## EXERCISE PROMPT
Starting with the line that contains "What's the underlying", copy every line through the end of the data below, exactly and with nothing added.
----
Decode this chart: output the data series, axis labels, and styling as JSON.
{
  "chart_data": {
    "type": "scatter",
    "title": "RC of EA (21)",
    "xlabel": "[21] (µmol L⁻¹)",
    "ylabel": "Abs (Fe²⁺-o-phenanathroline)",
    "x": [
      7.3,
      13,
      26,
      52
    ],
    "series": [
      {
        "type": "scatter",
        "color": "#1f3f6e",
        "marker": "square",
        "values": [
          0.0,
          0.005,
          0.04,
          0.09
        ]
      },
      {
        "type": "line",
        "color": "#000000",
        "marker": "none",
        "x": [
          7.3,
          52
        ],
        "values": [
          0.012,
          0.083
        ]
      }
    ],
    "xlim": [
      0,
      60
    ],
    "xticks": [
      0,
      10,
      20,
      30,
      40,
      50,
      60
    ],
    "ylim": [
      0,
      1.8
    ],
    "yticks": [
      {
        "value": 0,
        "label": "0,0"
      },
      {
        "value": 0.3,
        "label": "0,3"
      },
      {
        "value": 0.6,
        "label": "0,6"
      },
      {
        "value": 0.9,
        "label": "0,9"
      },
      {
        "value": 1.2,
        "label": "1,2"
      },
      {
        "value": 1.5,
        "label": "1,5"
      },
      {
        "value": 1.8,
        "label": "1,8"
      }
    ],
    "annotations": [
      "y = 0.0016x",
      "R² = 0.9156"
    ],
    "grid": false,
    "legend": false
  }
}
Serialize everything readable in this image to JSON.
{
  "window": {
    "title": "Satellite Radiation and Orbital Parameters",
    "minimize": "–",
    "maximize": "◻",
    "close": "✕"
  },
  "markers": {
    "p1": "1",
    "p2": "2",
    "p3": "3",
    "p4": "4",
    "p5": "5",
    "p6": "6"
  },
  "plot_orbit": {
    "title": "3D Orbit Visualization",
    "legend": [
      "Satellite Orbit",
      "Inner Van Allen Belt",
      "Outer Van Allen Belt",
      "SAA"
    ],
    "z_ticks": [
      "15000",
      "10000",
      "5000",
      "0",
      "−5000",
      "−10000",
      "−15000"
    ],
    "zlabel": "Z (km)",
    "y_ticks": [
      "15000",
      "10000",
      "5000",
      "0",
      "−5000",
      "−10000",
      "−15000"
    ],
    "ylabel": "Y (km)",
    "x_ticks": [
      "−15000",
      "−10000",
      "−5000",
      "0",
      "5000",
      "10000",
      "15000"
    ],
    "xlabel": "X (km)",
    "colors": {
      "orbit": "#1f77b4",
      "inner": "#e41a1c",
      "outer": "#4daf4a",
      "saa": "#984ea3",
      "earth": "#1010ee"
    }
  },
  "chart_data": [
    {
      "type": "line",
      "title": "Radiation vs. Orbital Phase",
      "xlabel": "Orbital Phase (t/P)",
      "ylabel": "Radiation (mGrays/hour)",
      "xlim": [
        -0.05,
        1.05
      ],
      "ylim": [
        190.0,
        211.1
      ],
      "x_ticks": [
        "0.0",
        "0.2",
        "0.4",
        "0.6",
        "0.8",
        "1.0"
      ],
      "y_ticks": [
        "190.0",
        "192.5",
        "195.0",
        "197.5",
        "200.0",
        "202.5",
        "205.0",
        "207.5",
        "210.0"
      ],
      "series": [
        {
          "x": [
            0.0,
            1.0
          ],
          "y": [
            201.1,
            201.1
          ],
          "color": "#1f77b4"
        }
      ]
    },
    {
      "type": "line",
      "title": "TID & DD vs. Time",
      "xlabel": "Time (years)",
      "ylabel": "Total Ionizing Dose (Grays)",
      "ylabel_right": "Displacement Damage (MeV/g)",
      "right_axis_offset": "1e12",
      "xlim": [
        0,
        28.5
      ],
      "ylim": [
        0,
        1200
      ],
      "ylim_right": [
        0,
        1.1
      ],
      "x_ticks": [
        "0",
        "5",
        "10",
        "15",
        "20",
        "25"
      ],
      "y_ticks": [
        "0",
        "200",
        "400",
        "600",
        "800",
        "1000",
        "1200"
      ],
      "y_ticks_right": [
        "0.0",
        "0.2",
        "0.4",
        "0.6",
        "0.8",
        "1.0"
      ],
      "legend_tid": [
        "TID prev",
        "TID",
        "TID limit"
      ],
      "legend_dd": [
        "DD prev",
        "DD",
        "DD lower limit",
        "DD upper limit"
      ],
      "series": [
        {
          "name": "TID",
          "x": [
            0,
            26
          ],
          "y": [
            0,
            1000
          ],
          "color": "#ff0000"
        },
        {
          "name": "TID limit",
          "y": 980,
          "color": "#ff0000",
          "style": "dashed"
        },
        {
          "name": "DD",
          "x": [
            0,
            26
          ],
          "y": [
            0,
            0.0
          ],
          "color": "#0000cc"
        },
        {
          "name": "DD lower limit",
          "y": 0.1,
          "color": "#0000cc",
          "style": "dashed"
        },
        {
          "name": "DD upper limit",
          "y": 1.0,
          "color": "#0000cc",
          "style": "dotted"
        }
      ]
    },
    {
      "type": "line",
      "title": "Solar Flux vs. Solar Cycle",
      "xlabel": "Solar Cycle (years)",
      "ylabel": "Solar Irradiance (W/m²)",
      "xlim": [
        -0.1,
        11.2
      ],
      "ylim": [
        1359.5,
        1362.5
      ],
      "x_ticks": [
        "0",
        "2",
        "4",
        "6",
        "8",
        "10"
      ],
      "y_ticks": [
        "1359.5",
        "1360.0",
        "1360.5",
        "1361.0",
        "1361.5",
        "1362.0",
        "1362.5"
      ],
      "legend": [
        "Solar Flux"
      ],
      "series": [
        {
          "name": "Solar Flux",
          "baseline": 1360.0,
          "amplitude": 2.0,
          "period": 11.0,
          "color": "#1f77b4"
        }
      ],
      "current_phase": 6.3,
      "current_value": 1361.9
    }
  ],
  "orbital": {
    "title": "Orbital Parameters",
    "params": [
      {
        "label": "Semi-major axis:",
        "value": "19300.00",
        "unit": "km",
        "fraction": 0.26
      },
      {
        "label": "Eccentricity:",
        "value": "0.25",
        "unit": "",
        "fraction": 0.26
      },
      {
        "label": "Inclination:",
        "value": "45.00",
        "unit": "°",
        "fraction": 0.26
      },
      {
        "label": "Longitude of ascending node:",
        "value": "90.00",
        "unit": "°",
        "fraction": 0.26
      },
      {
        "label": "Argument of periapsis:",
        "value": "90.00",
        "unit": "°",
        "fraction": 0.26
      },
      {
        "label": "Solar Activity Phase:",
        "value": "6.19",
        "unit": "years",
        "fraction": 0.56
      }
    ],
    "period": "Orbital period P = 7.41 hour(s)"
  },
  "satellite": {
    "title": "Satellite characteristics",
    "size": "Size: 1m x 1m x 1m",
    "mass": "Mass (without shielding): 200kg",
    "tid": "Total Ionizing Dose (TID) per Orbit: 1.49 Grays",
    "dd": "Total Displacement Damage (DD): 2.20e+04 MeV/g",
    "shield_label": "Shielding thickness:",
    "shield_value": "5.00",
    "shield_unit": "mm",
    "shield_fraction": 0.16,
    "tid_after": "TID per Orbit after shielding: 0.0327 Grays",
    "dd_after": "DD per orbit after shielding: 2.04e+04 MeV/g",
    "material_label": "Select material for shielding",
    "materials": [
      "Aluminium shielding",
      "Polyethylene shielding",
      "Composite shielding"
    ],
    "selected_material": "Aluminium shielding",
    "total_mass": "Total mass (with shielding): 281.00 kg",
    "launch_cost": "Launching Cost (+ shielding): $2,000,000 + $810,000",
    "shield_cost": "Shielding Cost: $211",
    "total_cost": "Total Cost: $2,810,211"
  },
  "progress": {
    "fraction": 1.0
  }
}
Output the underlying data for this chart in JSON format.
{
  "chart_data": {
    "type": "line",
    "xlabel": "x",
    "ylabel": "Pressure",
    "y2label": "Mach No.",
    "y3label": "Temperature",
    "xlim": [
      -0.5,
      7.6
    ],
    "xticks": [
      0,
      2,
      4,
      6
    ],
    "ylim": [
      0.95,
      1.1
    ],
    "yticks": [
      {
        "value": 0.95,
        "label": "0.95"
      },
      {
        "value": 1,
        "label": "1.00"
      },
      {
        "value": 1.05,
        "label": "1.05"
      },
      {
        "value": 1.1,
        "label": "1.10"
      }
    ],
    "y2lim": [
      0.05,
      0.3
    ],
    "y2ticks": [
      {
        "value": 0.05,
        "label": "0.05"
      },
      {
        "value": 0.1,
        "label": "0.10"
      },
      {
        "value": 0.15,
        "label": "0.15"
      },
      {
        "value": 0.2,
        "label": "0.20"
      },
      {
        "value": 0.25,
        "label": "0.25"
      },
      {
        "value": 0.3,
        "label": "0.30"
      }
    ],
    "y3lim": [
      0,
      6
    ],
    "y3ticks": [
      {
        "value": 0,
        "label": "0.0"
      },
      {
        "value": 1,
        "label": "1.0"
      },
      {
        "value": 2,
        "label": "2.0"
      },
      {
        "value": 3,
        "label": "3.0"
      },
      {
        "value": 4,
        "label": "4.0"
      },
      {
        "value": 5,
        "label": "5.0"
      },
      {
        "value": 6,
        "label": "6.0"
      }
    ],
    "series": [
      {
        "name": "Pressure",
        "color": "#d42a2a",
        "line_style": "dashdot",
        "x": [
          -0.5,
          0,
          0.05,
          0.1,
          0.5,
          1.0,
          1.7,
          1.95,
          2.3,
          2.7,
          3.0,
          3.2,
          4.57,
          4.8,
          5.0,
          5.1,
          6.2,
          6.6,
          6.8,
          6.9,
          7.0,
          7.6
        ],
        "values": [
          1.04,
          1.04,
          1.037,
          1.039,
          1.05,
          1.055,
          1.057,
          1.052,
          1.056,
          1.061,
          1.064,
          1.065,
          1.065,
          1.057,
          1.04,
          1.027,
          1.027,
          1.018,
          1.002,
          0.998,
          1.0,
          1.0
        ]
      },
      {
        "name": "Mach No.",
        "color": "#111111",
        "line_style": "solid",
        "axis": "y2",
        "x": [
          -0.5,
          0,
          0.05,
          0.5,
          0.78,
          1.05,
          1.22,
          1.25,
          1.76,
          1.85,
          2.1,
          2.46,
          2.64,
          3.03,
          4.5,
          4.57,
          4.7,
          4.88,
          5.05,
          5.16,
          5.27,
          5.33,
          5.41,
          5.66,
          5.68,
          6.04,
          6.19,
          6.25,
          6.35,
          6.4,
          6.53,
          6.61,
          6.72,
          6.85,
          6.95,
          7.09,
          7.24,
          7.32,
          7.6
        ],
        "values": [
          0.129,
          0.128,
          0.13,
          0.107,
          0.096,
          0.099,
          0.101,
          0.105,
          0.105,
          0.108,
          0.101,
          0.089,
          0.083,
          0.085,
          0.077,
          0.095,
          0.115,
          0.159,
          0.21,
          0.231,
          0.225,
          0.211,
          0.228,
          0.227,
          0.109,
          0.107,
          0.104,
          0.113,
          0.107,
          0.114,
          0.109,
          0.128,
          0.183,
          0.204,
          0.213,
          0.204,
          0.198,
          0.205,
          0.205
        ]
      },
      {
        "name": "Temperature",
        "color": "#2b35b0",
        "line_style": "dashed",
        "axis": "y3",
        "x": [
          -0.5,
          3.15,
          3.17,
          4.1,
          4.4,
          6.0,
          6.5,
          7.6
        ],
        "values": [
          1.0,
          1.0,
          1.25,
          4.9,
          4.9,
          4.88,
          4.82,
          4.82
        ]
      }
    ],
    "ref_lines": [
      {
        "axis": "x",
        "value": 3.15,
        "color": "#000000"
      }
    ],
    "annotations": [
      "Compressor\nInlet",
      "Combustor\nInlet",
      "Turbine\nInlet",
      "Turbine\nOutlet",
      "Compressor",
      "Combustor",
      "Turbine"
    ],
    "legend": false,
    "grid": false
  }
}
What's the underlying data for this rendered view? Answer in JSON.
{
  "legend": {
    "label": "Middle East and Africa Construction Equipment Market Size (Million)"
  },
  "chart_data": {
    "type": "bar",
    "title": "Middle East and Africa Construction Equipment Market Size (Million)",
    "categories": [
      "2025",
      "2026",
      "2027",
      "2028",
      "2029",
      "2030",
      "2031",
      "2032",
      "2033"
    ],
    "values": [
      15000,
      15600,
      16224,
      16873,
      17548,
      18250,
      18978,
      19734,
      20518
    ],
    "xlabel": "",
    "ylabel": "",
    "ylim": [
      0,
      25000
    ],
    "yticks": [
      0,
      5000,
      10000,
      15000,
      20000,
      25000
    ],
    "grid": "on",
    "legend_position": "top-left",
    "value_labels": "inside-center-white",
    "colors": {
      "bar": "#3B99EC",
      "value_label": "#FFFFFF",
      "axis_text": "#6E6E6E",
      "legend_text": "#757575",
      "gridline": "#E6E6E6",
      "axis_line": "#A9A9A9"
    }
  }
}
----
## FULL RESPONSE
What's the underlying data for this rendered view? Answer in JSON.
{
  "legend": {
    "label": "Middle East and Africa Construction Equipment Market Size (Million)"
  },
  "chart_data": {
    "type": "bar",
    "title": "Middle East and Africa Construction Equipment Market Size (Million)",
    "categories": [
      "2025",
      "2026",
      "2027",
      "2028",
      "2029",
      "2030",
      "2031",
      "2032",
      "2033"
    ],
    "values": [
      15000,
      15600,
      16224,
      16873,
      17548,
      18250,
      18978,
      19734,
      20518
    ],
    "xlabel": "",
    "ylabel": "",
    "ylim": [
      0,
      25000
    ],
    "yticks": [
      0,
      5000,
      10000,
      15000,
      20000,
      25000
    ],
    "grid": "on",
    "legend_position": "top-left",
    "value_labels": "inside-center-white",
    "colors": {
      "bar": "#3B99EC",
      "value_label": "#FFFFFF",
      "axis_text": "#6E6E6E",
      "legend_text": "#757575",
      "gridline": "#E6E6E6",
      "axis_line": "#A9A9A9"
    }
  }
}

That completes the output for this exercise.